# Problem to solve:
Using the listing below, please gather every line containing the word "Output".
>> start Records for processing
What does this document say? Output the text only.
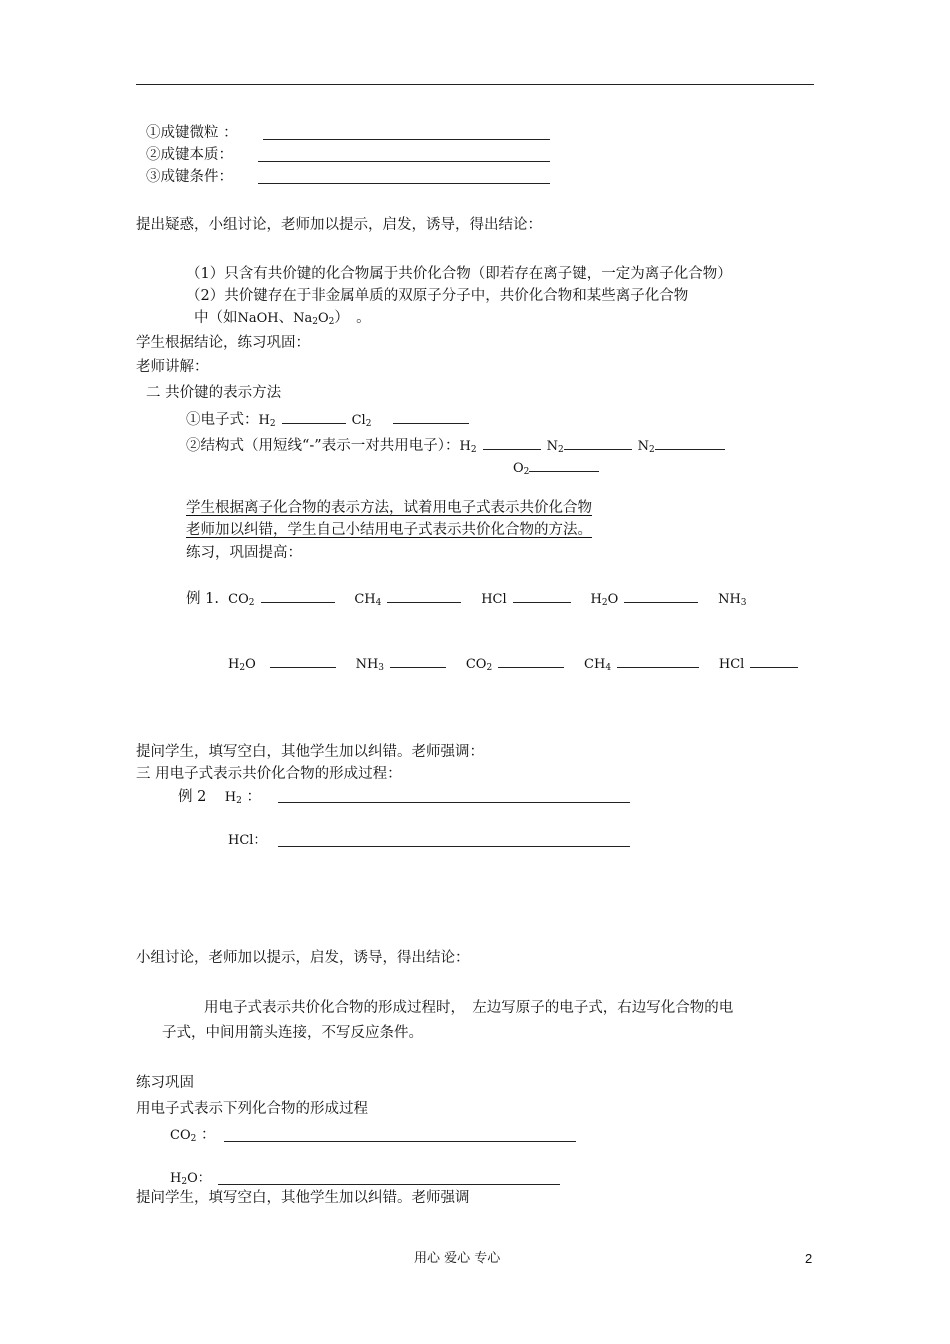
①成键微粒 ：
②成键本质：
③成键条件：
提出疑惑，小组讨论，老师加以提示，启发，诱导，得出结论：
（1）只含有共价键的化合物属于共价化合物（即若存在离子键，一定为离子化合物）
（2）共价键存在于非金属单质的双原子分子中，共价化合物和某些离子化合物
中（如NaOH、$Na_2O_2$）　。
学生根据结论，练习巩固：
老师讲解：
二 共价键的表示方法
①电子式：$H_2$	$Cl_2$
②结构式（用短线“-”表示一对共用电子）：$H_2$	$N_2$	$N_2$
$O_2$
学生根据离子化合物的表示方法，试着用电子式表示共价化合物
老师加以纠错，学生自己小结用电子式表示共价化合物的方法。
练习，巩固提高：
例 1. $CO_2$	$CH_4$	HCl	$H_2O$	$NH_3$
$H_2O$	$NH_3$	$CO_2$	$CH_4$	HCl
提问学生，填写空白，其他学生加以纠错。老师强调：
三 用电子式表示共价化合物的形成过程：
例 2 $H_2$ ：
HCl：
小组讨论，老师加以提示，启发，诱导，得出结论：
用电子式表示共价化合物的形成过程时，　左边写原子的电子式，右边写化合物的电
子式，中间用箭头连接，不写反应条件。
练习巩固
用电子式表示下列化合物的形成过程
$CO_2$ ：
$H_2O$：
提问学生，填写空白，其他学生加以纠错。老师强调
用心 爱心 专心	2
>> end Records for processing
>> start Records for processing
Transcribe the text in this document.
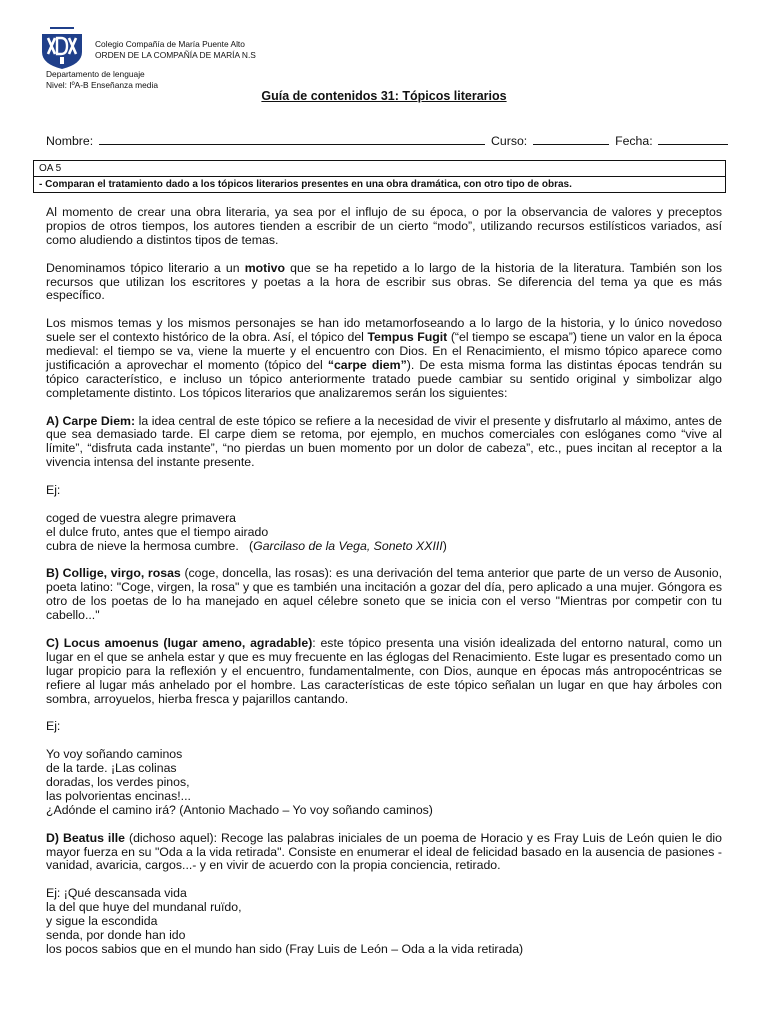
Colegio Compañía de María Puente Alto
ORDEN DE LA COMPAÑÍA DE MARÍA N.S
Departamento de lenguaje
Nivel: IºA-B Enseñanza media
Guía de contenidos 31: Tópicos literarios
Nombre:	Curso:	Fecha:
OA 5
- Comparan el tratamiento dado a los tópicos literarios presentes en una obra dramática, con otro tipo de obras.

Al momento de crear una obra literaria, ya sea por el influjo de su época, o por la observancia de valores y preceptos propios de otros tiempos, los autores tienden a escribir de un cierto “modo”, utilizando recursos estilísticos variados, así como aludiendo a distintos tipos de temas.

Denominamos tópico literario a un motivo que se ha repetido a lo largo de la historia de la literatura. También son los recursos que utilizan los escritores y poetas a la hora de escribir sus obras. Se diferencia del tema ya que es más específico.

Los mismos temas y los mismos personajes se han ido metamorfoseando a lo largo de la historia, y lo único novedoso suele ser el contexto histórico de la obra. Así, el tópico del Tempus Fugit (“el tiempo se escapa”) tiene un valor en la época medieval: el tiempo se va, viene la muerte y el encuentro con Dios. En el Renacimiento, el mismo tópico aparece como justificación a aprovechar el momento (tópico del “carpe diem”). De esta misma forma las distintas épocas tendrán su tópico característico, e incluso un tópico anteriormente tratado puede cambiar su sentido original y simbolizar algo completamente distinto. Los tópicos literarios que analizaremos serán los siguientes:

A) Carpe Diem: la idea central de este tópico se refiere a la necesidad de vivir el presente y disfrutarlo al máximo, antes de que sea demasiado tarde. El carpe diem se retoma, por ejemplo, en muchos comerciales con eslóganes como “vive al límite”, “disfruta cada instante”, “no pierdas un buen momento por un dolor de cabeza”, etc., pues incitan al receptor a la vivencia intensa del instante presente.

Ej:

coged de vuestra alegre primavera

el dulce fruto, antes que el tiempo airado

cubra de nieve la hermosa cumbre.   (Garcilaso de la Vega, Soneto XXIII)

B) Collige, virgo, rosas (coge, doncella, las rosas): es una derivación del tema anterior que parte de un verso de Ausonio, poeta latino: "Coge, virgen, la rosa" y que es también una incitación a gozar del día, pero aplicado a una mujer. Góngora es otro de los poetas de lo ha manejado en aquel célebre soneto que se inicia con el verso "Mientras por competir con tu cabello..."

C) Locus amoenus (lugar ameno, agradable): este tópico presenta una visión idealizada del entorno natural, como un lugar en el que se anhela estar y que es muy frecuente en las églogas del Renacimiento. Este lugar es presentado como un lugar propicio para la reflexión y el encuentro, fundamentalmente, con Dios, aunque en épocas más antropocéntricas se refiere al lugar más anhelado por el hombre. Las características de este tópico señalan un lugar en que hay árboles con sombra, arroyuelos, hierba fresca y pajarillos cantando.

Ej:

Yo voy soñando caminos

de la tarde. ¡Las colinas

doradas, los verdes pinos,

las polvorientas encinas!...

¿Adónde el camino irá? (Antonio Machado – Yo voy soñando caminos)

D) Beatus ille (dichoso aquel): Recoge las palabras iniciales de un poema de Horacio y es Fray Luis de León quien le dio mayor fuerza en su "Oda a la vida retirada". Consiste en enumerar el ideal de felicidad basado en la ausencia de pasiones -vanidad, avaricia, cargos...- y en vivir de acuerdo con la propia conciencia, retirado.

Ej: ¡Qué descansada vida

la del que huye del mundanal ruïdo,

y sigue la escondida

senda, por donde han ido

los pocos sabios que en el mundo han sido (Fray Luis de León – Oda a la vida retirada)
>> end Records for processing
>> start Records for processing
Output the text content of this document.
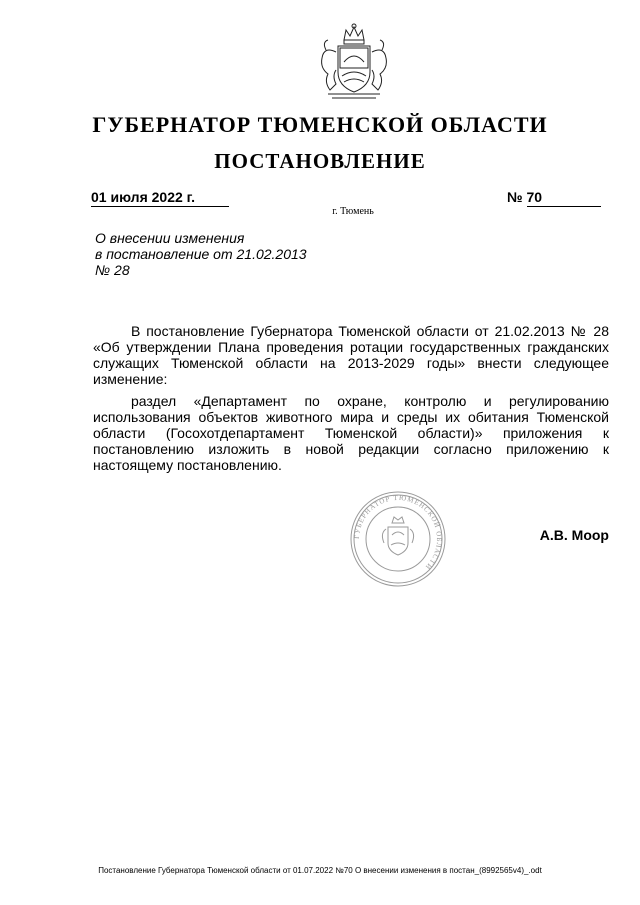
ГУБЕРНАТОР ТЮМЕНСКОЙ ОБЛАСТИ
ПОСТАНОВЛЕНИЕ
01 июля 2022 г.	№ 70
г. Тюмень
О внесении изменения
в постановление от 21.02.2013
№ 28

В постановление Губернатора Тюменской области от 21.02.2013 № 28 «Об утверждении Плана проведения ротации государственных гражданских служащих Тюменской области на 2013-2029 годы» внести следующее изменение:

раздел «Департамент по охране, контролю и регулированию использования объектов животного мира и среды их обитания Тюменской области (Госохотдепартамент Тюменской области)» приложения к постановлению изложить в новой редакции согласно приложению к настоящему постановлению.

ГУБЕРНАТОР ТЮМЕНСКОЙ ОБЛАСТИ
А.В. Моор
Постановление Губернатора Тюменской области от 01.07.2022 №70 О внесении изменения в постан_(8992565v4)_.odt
>> end Records for processing
# Finished exercise:
What does this document say? Output the text only.
Output the text content of this document.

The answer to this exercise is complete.